| Stored dataset items |
** BEGIN **
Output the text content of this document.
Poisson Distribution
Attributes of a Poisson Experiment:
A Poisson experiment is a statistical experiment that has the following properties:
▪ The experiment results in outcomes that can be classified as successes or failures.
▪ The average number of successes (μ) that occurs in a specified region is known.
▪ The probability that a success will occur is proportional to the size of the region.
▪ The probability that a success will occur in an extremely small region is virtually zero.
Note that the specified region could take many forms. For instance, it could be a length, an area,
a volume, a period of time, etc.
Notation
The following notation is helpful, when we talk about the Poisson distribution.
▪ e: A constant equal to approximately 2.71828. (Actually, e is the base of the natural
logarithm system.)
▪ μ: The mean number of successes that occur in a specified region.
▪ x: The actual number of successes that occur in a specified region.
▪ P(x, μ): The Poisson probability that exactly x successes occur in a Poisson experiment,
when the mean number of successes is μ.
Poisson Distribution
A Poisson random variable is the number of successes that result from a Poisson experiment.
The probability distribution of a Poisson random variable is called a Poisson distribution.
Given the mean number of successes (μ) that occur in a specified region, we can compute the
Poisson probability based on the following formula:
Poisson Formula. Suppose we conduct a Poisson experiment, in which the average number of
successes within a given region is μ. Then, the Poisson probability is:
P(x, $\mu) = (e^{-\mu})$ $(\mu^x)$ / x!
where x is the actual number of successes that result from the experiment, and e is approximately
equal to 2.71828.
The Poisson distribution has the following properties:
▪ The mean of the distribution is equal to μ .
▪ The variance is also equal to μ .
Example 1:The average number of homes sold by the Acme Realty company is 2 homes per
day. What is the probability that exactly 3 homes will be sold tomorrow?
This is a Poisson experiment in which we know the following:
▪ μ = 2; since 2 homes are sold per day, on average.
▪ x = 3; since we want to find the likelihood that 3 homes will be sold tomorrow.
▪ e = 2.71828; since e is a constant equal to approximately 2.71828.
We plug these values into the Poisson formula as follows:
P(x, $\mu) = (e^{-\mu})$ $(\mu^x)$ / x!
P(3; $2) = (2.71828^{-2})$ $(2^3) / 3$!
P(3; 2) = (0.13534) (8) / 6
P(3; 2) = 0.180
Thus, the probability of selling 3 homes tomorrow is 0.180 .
** END **
** BEGIN **
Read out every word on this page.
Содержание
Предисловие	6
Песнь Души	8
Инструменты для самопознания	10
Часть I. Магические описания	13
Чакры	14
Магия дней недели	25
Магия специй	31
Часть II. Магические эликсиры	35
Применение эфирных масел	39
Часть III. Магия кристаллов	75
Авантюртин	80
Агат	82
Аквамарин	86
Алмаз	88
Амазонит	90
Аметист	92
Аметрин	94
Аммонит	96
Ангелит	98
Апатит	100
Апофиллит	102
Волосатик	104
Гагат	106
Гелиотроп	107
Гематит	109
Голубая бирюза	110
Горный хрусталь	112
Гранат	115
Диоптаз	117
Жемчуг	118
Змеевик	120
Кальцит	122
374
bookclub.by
** END **
** BEGIN **
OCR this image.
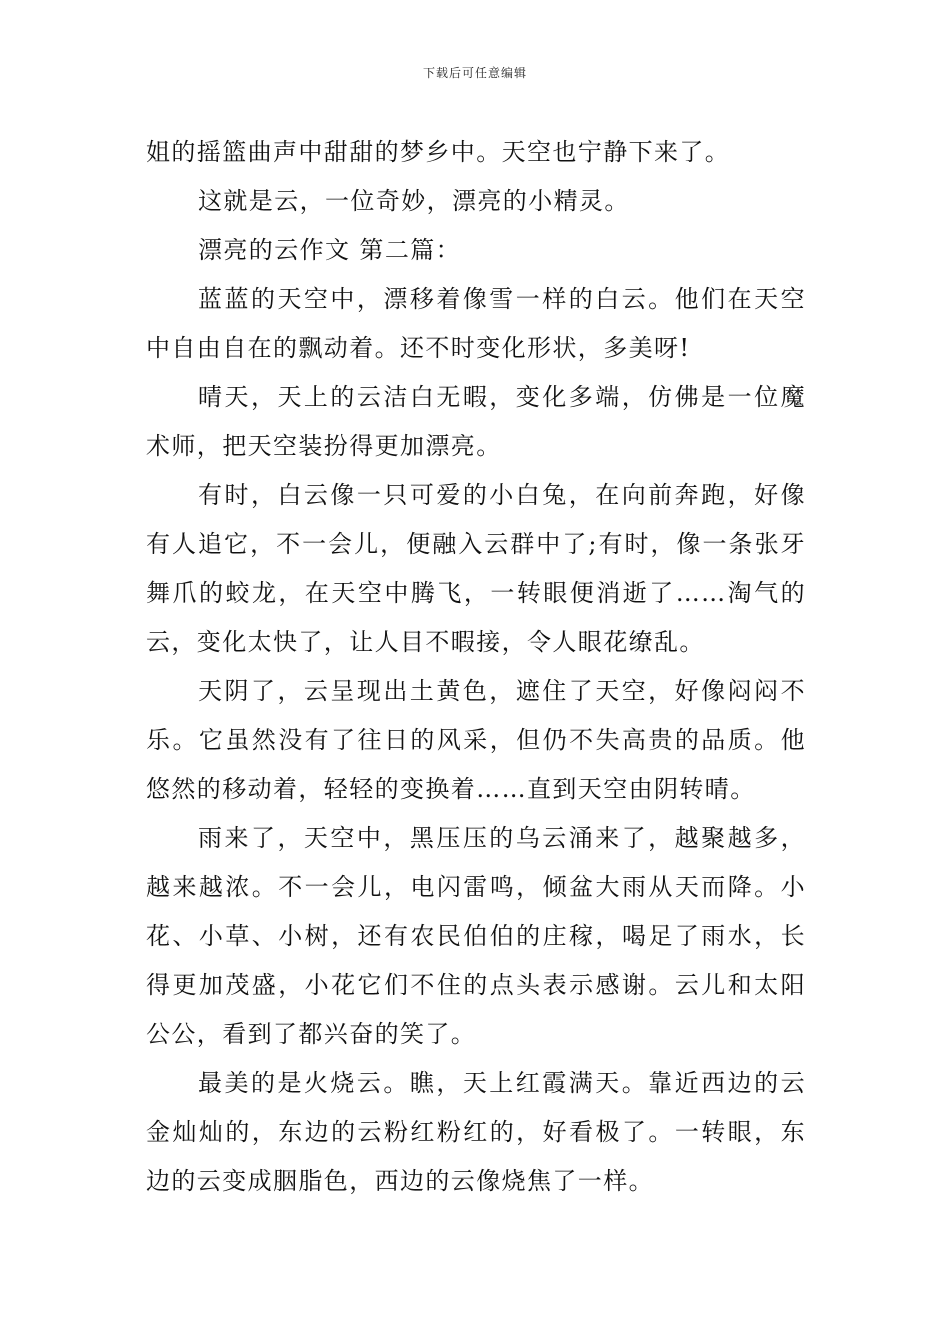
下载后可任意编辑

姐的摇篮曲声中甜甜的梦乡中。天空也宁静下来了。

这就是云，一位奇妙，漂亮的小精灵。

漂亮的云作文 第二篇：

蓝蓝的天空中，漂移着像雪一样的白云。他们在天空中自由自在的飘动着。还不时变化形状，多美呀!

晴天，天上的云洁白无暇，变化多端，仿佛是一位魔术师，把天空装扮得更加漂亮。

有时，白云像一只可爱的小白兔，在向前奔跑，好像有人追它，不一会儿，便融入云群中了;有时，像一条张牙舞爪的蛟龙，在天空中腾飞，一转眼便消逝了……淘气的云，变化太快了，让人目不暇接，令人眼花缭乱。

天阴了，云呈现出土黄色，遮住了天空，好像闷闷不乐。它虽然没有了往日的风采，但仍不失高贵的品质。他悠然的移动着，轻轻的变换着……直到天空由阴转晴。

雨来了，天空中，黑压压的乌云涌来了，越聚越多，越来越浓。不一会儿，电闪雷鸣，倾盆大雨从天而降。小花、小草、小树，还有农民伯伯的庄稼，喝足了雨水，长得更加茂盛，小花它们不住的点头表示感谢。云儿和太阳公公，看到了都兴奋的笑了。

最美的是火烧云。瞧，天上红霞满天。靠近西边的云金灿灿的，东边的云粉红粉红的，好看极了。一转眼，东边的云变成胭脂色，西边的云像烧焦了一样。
** END **
| AIM |
Locate all lines holding the word "which", then copy them out.

| EXPECTED ANSWER |
Poisson Formula. Suppose we conduct a Poisson experiment, in which the average number of
This is a Poisson experiment in which we know the following:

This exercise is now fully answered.